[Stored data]
################

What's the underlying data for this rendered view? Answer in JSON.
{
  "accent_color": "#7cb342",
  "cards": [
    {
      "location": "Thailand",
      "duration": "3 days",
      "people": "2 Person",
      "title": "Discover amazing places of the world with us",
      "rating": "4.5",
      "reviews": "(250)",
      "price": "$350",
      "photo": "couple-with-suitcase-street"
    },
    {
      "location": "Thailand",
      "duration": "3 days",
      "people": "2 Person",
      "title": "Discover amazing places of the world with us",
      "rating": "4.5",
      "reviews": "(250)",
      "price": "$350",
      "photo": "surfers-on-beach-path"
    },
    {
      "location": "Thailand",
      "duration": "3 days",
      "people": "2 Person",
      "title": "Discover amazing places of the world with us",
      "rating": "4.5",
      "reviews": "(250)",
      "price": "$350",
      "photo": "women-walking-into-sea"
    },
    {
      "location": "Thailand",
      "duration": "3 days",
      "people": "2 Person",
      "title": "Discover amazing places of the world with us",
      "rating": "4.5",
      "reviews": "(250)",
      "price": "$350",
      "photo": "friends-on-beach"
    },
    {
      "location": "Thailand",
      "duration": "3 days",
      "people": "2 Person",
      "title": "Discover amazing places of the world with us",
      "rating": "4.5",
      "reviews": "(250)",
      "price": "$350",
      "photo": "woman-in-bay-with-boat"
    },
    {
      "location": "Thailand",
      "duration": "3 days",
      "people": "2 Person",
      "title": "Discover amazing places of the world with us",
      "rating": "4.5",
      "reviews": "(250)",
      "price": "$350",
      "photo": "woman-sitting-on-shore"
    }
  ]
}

################

Given request: Only lines with the string "woman" belong in your answer; copy each one.

Answer to the problem:
      "photo": "woman-in-bay-with-boat"
      "photo": "woman-sitting-on-shore"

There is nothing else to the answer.